Task details: Return the number of lines that include the string "ylabel", without any other text.

[Chart and figure data]
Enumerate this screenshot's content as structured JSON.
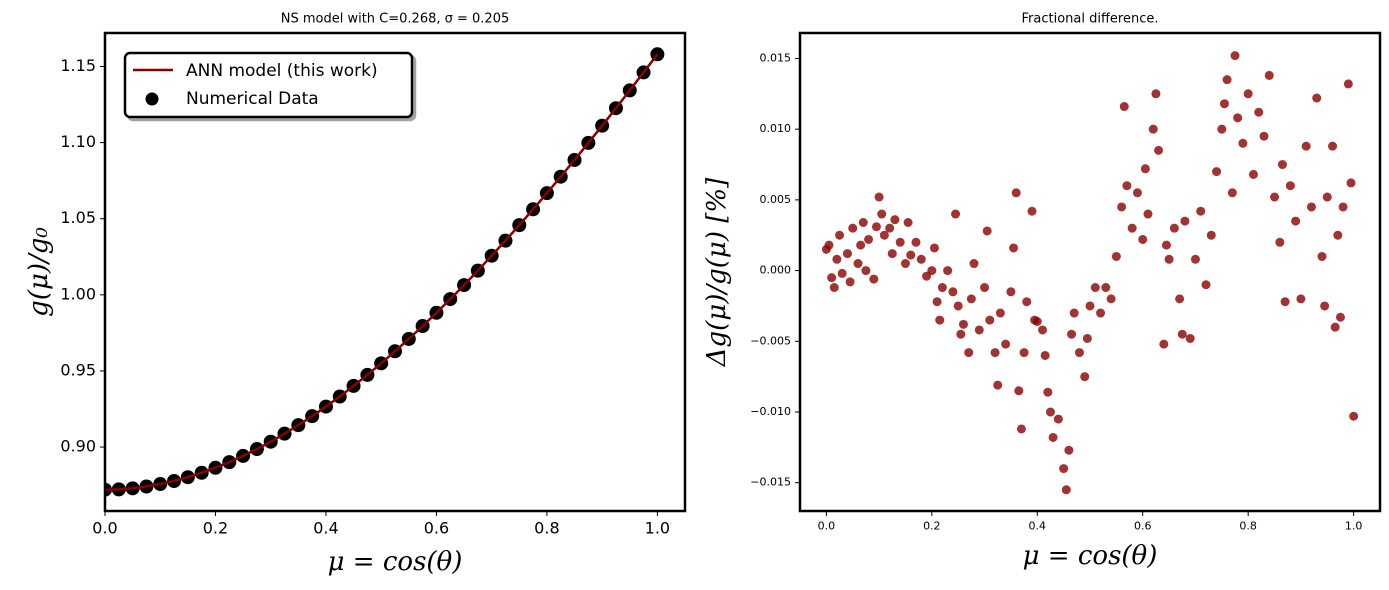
{
  "chart_data": [
    {
      "type": "line",
      "title": "NS model with C=0.268, σ = 0.205",
      "xlabel": "μ = cos(θ)",
      "ylabel": "g(μ)/g₀",
      "x": [
        0,
        0.025,
        0.05,
        0.075,
        0.1,
        0.125,
        0.15,
        0.175,
        0.2,
        0.225,
        0.25,
        0.275,
        0.3,
        0.325,
        0.35,
        0.375,
        0.4,
        0.425,
        0.45,
        0.475,
        0.5,
        0.525,
        0.55,
        0.575,
        0.6,
        0.625,
        0.65,
        0.675,
        0.7,
        0.725,
        0.75,
        0.775,
        0.8,
        0.825,
        0.85,
        0.875,
        0.9,
        0.925,
        0.95,
        0.975,
        1.0
      ],
      "series": [
        {
          "name": "ANN model (this work)",
          "color": "#8b0000",
          "style": "line",
          "values": [
            0.872,
            0.8722,
            0.8729,
            0.8741,
            0.8757,
            0.8777,
            0.8802,
            0.8831,
            0.8864,
            0.8901,
            0.8942,
            0.8987,
            0.9035,
            0.9088,
            0.9144,
            0.9203,
            0.9266,
            0.9332,
            0.9402,
            0.9474,
            0.955,
            0.9629,
            0.971,
            0.9795,
            0.9882,
            0.9972,
            1.0064,
            1.0159,
            1.0257,
            1.0356,
            1.0458,
            1.0562,
            1.0668,
            1.0776,
            1.0886,
            1.0998,
            1.1111,
            1.1226,
            1.1343,
            1.1461,
            1.158
          ]
        },
        {
          "name": "Numerical Data",
          "color": "#000000",
          "style": "scatter",
          "values": [
            0.872,
            0.8722,
            0.8729,
            0.8741,
            0.8757,
            0.8777,
            0.8802,
            0.8831,
            0.8864,
            0.8901,
            0.8942,
            0.8987,
            0.9035,
            0.9088,
            0.9144,
            0.9203,
            0.9266,
            0.9332,
            0.9402,
            0.9474,
            0.955,
            0.9629,
            0.971,
            0.9795,
            0.9882,
            0.9972,
            1.0064,
            1.0159,
            1.0257,
            1.0356,
            1.0458,
            1.0562,
            1.0668,
            1.0776,
            1.0886,
            1.0998,
            1.1111,
            1.1226,
            1.1343,
            1.1461,
            1.158
          ]
        }
      ],
      "xlim": [
        0,
        1.05
      ],
      "xticks": [
        {
          "value": 0,
          "label": "0.0"
        },
        0.2,
        0.4,
        0.6,
        0.8,
        {
          "value": 1,
          "label": "1.0"
        }
      ],
      "ylim": [
        0.858,
        1.172
      ],
      "yticks": [
        {
          "value": 0.9,
          "label": "0.90"
        },
        0.95,
        {
          "value": 1.0,
          "label": "1.00"
        },
        1.05,
        {
          "value": 1.1,
          "label": "1.10"
        },
        1.15
      ],
      "legend": "upper left"
    },
    {
      "type": "scatter",
      "title": "Fractional difference.",
      "xlabel": "μ = cos(θ)",
      "ylabel": "Δg(μ)/g(μ)  [%]",
      "color": "#8b0000",
      "x": [
        0.0,
        0.005,
        0.01,
        0.015,
        0.02,
        0.025,
        0.03,
        0.04,
        0.045,
        0.05,
        0.06,
        0.065,
        0.07,
        0.075,
        0.08,
        0.09,
        0.095,
        0.1,
        0.105,
        0.11,
        0.12,
        0.125,
        0.13,
        0.14,
        0.15,
        0.155,
        0.16,
        0.17,
        0.18,
        0.19,
        0.2,
        0.205,
        0.21,
        0.215,
        0.22,
        0.23,
        0.24,
        0.245,
        0.25,
        0.255,
        0.26,
        0.27,
        0.275,
        0.28,
        0.29,
        0.3,
        0.305,
        0.31,
        0.32,
        0.325,
        0.33,
        0.34,
        0.35,
        0.355,
        0.36,
        0.365,
        0.37,
        0.375,
        0.38,
        0.39,
        0.395,
        0.4,
        0.41,
        0.415,
        0.42,
        0.425,
        0.43,
        0.44,
        0.45,
        0.455,
        0.46,
        0.465,
        0.47,
        0.48,
        0.49,
        0.495,
        0.5,
        0.51,
        0.52,
        0.53,
        0.54,
        0.55,
        0.56,
        0.565,
        0.57,
        0.58,
        0.59,
        0.6,
        0.605,
        0.61,
        0.62,
        0.625,
        0.63,
        0.64,
        0.645,
        0.65,
        0.66,
        0.67,
        0.675,
        0.68,
        0.69,
        0.7,
        0.71,
        0.72,
        0.73,
        0.74,
        0.75,
        0.755,
        0.76,
        0.77,
        0.775,
        0.78,
        0.79,
        0.8,
        0.81,
        0.82,
        0.83,
        0.84,
        0.85,
        0.86,
        0.865,
        0.87,
        0.88,
        0.89,
        0.9,
        0.91,
        0.92,
        0.93,
        0.94,
        0.945,
        0.95,
        0.96,
        0.965,
        0.97,
        0.975,
        0.98,
        0.99,
        0.995,
        1.0
      ],
      "values": [
        0.0015,
        0.0018,
        -0.0005,
        -0.0012,
        0.0008,
        0.0025,
        -0.0002,
        0.0012,
        -0.0008,
        0.003,
        0.0005,
        0.0018,
        0.0034,
        0.0,
        0.0022,
        -0.0006,
        0.0031,
        0.0052,
        0.004,
        0.0025,
        0.003,
        0.0012,
        0.0036,
        0.002,
        0.0005,
        0.0034,
        0.0011,
        0.002,
        0.0008,
        -0.0004,
        0.0,
        0.0016,
        -0.0022,
        -0.0035,
        -0.0012,
        0.0,
        -0.0015,
        0.004,
        -0.0025,
        -0.0045,
        -0.0038,
        -0.0058,
        -0.002,
        0.0005,
        -0.0042,
        -0.0012,
        0.0028,
        -0.0035,
        -0.0058,
        -0.0081,
        -0.003,
        -0.0052,
        -0.0015,
        0.0016,
        0.0055,
        -0.0085,
        -0.0112,
        -0.0058,
        -0.0022,
        0.0042,
        -0.0035,
        -0.0036,
        -0.0042,
        -0.006,
        -0.0086,
        -0.01,
        -0.0118,
        -0.0105,
        -0.014,
        -0.0155,
        -0.0127,
        -0.0045,
        -0.003,
        -0.0058,
        -0.0075,
        -0.0048,
        -0.0025,
        -0.0012,
        -0.003,
        -0.0012,
        -0.002,
        0.001,
        0.0045,
        0.0116,
        0.006,
        0.003,
        0.0055,
        0.0022,
        0.0072,
        0.004,
        0.01,
        0.0125,
        0.0085,
        -0.0052,
        0.0018,
        0.0008,
        0.003,
        -0.002,
        -0.0045,
        0.0035,
        -0.0048,
        0.0008,
        0.0042,
        -0.001,
        0.0025,
        0.007,
        0.01,
        0.0118,
        0.0135,
        0.0055,
        0.0152,
        0.0108,
        0.009,
        0.0125,
        0.0068,
        0.0112,
        0.0095,
        0.0138,
        0.0052,
        0.002,
        0.0075,
        -0.0022,
        0.006,
        0.0035,
        -0.002,
        0.0088,
        0.0045,
        0.0122,
        0.001,
        -0.0025,
        0.0052,
        0.0088,
        -0.004,
        0.0025,
        -0.0033,
        0.0045,
        0.0132,
        0.0062,
        -0.0103
      ],
      "xlim": [
        -0.05,
        1.05
      ],
      "xticks": [
        {
          "value": 0,
          "label": "0.0"
        },
        0.2,
        0.4,
        0.6,
        0.8,
        {
          "value": 1,
          "label": "1.0"
        }
      ],
      "ylim": [
        -0.017,
        0.0168
      ],
      "yticks": [
        {
          "value": -0.015,
          "label": "−0.015"
        },
        {
          "value": -0.01,
          "label": "−0.010"
        },
        {
          "value": -0.005,
          "label": "−0.005"
        },
        {
          "value": 0,
          "label": "0.000"
        },
        {
          "value": 0.005,
          "label": "0.005"
        },
        {
          "value": 0.01,
          "label": "0.010"
        },
        {
          "value": 0.015,
          "label": "0.015"
        }
      ]
    }
  ]
}
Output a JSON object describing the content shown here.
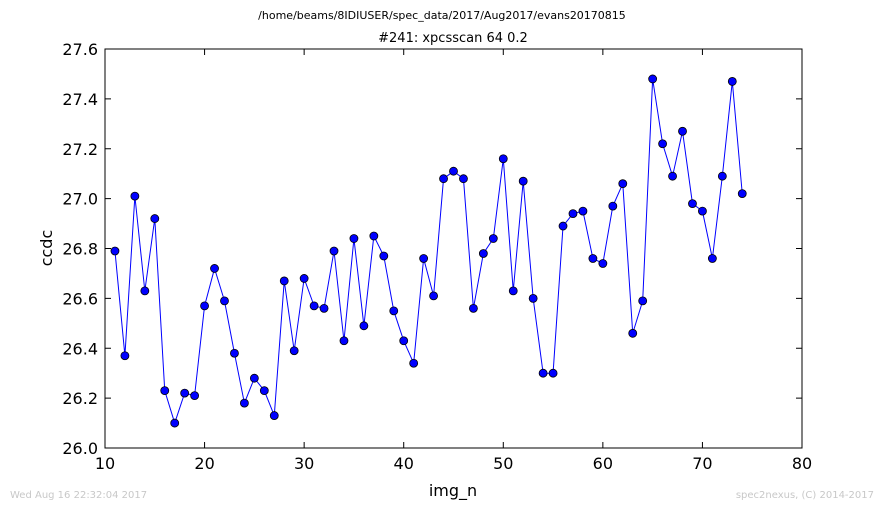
{
  "header": {
    "suptitle": "/home/beams/8IDIUSER/spec_data/2017/Aug2017/evans20170815"
  },
  "footer": {
    "timestamp": "Wed Aug 16 22:32:04 2017",
    "credit": "spec2nexus, (C) 2014-2017"
  },
  "chart_data": {
    "type": "line",
    "title": "#241: xpcsscan 64 0.2",
    "xlabel": "img_n",
    "ylabel": "ccdc",
    "xlim": [
      10,
      80
    ],
    "ylim": [
      26.0,
      27.6
    ],
    "xticks": [
      "10",
      "20",
      "30",
      "40",
      "50",
      "60",
      "70",
      "80"
    ],
    "yticks": [
      "26.0",
      "26.2",
      "26.4",
      "26.6",
      "26.8",
      "27.0",
      "27.2",
      "27.4",
      "27.6"
    ],
    "grid": false,
    "color": "#0000ff",
    "marker": "circle",
    "series": [
      {
        "x": [
          11,
          12,
          13,
          14,
          15,
          16,
          17,
          18,
          19,
          20,
          21,
          22,
          23,
          24,
          25,
          26,
          27,
          28,
          29,
          30,
          31,
          32,
          33,
          34,
          35,
          36,
          37,
          38,
          39,
          40,
          41,
          42,
          43,
          44,
          45,
          46,
          47,
          48,
          49,
          50,
          51,
          52,
          53,
          54,
          55,
          56,
          57,
          58,
          59,
          60,
          61,
          62,
          63,
          64,
          65,
          66,
          67,
          68,
          69,
          70,
          71,
          72,
          73,
          74
        ],
        "y": [
          26.79,
          26.37,
          27.01,
          26.63,
          26.92,
          26.23,
          26.1,
          26.22,
          26.21,
          26.57,
          26.72,
          26.59,
          26.38,
          26.18,
          26.28,
          26.23,
          26.13,
          26.67,
          26.39,
          26.68,
          26.57,
          26.56,
          26.79,
          26.43,
          26.84,
          26.49,
          26.85,
          26.77,
          26.55,
          26.43,
          26.34,
          26.76,
          26.61,
          27.08,
          27.11,
          27.08,
          26.56,
          26.78,
          26.84,
          27.16,
          26.63,
          27.07,
          26.6,
          26.3,
          26.3,
          26.89,
          26.94,
          26.95,
          26.76,
          26.74,
          26.97,
          27.06,
          26.46,
          26.59,
          27.48,
          27.22,
          27.09,
          27.27,
          26.98,
          26.95,
          26.76,
          27.09,
          27.47,
          27.02
        ]
      }
    ]
  }
}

Solution: 3